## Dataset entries
— START —

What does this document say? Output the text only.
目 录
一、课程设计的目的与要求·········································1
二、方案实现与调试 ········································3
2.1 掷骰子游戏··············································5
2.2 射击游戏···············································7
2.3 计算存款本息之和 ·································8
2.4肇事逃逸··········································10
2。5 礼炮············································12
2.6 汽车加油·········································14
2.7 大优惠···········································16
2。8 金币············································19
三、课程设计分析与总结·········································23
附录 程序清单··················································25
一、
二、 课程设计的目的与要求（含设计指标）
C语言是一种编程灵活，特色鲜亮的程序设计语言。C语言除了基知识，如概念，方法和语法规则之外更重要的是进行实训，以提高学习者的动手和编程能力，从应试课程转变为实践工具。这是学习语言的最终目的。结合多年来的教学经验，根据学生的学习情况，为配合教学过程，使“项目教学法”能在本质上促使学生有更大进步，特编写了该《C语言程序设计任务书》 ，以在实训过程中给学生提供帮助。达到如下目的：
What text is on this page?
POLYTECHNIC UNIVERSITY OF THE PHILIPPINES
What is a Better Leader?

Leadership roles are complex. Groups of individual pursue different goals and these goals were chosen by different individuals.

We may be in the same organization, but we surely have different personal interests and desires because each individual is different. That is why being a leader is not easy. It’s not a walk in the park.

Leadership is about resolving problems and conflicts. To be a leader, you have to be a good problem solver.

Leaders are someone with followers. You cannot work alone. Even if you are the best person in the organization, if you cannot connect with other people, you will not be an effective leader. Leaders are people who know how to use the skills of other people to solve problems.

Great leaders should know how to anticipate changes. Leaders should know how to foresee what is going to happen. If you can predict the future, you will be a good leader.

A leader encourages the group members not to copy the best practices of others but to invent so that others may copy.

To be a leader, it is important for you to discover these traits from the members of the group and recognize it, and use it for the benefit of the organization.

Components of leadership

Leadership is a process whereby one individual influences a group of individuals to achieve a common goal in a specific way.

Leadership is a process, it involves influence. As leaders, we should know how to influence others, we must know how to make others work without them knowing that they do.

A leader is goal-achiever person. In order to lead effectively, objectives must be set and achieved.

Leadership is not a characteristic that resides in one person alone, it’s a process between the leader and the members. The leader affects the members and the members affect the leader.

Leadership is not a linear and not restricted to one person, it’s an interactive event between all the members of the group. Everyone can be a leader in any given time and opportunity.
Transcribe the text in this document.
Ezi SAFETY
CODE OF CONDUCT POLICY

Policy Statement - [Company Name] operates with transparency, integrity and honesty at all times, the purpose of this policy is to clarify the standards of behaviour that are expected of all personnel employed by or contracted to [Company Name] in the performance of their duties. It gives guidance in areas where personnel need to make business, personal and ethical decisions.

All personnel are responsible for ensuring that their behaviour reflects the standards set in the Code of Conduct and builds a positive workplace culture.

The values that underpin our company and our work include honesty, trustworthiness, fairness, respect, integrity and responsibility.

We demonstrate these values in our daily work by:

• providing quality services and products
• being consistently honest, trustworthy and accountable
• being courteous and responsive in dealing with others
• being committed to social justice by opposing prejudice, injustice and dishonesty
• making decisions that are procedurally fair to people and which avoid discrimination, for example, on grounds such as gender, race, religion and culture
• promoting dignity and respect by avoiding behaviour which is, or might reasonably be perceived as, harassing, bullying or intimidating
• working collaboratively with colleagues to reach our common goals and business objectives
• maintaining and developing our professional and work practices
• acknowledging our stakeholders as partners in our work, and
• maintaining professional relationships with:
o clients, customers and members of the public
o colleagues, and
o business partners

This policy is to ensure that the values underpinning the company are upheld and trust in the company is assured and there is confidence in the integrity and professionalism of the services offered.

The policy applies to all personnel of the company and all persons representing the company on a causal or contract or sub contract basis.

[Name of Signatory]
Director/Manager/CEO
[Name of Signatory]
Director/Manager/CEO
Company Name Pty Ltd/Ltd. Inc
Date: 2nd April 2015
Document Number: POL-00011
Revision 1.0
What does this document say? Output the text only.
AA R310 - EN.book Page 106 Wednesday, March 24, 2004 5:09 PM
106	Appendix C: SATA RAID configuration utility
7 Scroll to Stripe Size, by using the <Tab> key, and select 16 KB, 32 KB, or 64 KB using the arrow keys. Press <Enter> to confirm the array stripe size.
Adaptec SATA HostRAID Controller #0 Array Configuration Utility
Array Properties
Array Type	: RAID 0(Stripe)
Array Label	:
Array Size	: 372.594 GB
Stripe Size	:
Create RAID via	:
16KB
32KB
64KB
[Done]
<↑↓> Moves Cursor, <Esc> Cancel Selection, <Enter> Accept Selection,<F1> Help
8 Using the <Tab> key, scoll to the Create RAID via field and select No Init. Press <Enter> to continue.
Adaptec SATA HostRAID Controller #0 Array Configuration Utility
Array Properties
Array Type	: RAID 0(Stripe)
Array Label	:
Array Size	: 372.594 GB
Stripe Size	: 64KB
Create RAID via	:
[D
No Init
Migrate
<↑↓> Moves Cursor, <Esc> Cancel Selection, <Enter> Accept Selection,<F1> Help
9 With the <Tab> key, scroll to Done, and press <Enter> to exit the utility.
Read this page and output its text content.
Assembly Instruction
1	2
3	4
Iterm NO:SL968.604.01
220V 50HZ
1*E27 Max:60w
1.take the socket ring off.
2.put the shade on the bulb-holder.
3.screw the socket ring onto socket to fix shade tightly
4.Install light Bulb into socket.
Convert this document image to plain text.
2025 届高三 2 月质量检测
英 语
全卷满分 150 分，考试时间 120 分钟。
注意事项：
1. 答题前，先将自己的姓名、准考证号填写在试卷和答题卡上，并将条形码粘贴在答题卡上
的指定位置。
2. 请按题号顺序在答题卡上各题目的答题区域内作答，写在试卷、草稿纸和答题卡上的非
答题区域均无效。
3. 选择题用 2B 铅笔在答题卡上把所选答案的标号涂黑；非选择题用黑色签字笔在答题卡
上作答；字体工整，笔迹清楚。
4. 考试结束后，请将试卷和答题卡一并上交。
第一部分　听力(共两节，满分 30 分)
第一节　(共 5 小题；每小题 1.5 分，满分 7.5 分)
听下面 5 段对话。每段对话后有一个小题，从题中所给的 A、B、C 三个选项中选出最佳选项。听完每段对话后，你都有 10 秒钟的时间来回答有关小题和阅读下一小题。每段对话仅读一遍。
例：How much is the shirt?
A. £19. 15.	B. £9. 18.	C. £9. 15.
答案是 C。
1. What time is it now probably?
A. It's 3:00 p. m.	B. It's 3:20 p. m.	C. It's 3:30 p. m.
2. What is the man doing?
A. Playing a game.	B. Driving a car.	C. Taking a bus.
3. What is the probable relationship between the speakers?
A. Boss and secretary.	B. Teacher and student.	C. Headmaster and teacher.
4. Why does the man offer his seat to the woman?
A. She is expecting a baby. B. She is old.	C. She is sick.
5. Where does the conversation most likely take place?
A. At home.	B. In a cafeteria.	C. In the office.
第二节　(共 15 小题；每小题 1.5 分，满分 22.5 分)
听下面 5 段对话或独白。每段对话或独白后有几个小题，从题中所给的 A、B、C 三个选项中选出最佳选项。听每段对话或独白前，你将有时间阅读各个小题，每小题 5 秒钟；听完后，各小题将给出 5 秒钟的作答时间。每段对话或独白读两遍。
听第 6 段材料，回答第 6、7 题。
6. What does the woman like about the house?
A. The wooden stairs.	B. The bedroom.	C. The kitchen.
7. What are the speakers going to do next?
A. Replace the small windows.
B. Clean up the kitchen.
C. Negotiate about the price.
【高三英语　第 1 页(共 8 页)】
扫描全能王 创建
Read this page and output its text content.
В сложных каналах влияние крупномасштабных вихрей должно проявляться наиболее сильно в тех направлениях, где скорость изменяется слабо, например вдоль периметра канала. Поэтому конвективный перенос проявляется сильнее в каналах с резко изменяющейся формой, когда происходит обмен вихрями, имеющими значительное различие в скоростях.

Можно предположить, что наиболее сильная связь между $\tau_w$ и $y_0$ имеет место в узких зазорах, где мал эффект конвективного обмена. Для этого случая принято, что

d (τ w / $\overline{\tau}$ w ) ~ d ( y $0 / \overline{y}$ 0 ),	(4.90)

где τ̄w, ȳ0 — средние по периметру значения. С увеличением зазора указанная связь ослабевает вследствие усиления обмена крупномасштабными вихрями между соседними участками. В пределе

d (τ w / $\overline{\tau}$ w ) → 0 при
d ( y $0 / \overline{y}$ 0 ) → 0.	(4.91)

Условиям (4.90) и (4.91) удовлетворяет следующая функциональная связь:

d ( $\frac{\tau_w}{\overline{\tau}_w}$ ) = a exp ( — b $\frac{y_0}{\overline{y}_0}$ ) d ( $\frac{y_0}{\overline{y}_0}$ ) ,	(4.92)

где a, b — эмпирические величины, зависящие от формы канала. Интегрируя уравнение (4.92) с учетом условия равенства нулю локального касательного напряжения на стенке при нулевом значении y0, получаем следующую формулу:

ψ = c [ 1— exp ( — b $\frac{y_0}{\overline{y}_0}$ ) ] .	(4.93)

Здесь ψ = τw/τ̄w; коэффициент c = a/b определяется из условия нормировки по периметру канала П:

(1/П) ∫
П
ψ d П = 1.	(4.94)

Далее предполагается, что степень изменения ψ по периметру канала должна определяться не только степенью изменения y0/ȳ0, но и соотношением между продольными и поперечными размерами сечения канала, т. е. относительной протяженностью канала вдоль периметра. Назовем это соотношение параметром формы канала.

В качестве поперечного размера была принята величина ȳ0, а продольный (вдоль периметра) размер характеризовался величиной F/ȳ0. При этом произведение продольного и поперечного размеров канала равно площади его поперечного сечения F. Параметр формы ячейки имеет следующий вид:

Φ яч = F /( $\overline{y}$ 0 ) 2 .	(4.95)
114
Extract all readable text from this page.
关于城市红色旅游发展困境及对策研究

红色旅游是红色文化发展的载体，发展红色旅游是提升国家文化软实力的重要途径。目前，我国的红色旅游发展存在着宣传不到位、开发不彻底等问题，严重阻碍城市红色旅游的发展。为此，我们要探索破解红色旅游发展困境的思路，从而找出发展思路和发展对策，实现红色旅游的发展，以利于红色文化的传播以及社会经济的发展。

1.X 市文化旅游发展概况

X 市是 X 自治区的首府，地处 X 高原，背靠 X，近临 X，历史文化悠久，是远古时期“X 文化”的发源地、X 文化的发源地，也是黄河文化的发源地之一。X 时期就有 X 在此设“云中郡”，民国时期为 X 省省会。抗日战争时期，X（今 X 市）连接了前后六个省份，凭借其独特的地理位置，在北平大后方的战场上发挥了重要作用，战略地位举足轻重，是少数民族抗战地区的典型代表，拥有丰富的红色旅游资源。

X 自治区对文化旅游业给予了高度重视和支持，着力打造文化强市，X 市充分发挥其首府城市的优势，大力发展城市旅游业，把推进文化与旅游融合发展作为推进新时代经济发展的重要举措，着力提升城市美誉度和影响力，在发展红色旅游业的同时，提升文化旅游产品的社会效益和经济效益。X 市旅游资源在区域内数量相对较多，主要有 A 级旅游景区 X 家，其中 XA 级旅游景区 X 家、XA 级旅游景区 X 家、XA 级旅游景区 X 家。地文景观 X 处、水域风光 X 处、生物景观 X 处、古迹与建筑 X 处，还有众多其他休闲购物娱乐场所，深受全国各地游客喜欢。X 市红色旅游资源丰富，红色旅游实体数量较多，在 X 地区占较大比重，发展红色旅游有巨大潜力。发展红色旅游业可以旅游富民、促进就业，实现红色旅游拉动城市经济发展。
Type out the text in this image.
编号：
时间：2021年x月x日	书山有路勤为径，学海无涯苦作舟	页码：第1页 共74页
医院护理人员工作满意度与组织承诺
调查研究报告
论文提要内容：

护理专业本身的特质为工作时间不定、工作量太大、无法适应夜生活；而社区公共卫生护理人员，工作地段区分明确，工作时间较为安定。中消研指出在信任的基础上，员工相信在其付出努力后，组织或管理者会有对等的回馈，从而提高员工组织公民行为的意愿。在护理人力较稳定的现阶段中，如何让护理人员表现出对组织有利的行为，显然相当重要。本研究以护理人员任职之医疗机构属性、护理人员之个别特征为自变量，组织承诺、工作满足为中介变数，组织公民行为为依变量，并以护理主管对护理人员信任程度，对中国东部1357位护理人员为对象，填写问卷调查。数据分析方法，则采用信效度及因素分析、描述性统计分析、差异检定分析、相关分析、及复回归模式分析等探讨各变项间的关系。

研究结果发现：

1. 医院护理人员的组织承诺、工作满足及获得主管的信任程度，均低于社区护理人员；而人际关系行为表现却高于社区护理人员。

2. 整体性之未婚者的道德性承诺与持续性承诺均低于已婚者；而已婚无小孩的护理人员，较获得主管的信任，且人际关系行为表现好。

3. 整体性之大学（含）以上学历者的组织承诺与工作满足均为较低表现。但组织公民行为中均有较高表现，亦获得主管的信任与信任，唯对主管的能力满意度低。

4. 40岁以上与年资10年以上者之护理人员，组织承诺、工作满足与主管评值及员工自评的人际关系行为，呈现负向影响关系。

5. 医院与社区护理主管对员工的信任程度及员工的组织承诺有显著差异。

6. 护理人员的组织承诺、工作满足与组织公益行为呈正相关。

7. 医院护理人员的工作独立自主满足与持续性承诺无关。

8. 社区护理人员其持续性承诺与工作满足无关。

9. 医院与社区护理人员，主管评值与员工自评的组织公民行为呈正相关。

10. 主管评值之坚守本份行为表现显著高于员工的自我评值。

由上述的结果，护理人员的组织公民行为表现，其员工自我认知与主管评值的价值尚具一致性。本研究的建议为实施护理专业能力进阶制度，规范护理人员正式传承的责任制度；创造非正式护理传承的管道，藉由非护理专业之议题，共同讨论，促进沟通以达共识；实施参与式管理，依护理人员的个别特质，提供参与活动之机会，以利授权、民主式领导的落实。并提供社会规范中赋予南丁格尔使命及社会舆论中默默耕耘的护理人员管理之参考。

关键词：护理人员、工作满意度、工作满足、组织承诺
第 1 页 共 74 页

— END —

Repeat the line containing "Type out the text in this image." and all subsequent lines through the final line of the data, exactly and with no others.

## THE COMPLETED TASK
Type out the text in this image.
编号：
时间：2021年x月x日	书山有路勤为径，学海无涯苦作舟	页码：第1页 共74页
医院护理人员工作满意度与组织承诺
调查研究报告
论文提要内容：

护理专业本身的特质为工作时间不定、工作量太大、无法适应夜生活；而社区公共卫生护理人员，工作地段区分明确，工作时间较为安定。中消研指出在信任的基础上，员工相信在其付出努力后，组织或管理者会有对等的回馈，从而提高员工组织公民行为的意愿。在护理人力较稳定的现阶段中，如何让护理人员表现出对组织有利的行为，显然相当重要。本研究以护理人员任职之医疗机构属性、护理人员之个别特征为自变量，组织承诺、工作满足为中介变数，组织公民行为为依变量，并以护理主管对护理人员信任程度，对中国东部1357位护理人员为对象，填写问卷调查。数据分析方法，则采用信效度及因素分析、描述性统计分析、差异检定分析、相关分析、及复回归模式分析等探讨各变项间的关系。

研究结果发现：

1. 医院护理人员的组织承诺、工作满足及获得主管的信任程度，均低于社区护理人员；而人际关系行为表现却高于社区护理人员。

2. 整体性之未婚者的道德性承诺与持续性承诺均低于已婚者；而已婚无小孩的护理人员，较获得主管的信任，且人际关系行为表现好。

3. 整体性之大学（含）以上学历者的组织承诺与工作满足均为较低表现。但组织公民行为中均有较高表现，亦获得主管的信任与信任，唯对主管的能力满意度低。

4. 40岁以上与年资10年以上者之护理人员，组织承诺、工作满足与主管评值及员工自评的人际关系行为，呈现负向影响关系。

5. 医院与社区护理主管对员工的信任程度及员工的组织承诺有显著差异。

6. 护理人员的组织承诺、工作满足与组织公益行为呈正相关。

7. 医院护理人员的工作独立自主满足与持续性承诺无关。

8. 社区护理人员其持续性承诺与工作满足无关。

9. 医院与社区护理人员，主管评值与员工自评的组织公民行为呈正相关。

10. 主管评值之坚守本份行为表现显著高于员工的自我评值。

由上述的结果，护理人员的组织公民行为表现，其员工自我认知与主管评值的价值尚具一致性。本研究的建议为实施护理专业能力进阶制度，规范护理人员正式传承的责任制度；创造非正式护理传承的管道，藉由非护理专业之议题，共同讨论，促进沟通以达共识；实施参与式管理，依护理人员的个别特质，提供参与活动之机会，以利授权、民主式领导的落实。并提供社会规范中赋予南丁格尔使命及社会舆论中默默耕耘的护理人员管理之参考。

关键词：护理人员、工作满意度、工作满足、组织承诺
第 1 页 共 74 页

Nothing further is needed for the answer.